═════ RECORDED DATA ═════
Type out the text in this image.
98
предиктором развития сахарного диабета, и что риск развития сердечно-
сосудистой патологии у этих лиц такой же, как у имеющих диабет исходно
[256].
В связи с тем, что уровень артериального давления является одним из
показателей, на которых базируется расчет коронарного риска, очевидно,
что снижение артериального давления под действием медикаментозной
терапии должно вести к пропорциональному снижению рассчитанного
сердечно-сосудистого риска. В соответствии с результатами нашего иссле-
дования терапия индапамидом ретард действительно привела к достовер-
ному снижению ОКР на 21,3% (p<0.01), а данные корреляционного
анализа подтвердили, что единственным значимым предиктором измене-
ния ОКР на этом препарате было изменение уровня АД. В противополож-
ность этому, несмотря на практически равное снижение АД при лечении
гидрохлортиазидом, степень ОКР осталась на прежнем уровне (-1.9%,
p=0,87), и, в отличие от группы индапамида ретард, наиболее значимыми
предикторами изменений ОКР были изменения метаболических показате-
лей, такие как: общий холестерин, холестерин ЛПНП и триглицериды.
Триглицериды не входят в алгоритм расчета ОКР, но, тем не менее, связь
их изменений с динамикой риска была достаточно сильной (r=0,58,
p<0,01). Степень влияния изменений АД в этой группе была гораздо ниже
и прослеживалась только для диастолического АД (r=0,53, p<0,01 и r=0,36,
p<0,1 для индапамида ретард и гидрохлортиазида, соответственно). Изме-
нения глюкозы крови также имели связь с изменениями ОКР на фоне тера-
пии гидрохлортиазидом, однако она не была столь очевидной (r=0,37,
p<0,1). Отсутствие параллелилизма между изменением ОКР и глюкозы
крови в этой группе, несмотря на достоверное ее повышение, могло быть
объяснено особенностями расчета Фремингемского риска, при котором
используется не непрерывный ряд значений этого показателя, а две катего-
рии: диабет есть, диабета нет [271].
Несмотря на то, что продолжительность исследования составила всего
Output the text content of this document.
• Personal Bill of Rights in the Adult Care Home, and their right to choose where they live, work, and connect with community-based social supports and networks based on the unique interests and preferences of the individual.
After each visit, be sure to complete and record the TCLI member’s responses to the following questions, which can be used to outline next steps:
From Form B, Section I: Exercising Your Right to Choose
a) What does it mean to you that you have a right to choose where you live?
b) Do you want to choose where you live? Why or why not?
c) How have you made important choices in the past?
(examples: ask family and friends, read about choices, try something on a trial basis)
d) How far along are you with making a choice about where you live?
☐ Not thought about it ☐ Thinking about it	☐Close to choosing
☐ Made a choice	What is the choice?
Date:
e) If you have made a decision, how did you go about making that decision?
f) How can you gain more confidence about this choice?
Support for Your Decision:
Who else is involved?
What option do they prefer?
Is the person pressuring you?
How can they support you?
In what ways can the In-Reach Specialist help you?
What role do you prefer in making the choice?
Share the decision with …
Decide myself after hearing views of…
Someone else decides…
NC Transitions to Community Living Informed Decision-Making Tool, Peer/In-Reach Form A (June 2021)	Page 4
═════
> TASK DESCRIPTION: Copy all lines from the data that hold the word "изменений".

> SOLUTION FOR THIS TASK:
предикторами изменений ОКР были изменения метаболических показате-
их изменений с динамикой риска была достаточно сильной (r=0,58,
p<0,01). Степень влияния изменений АД в этой группе была гораздо ниже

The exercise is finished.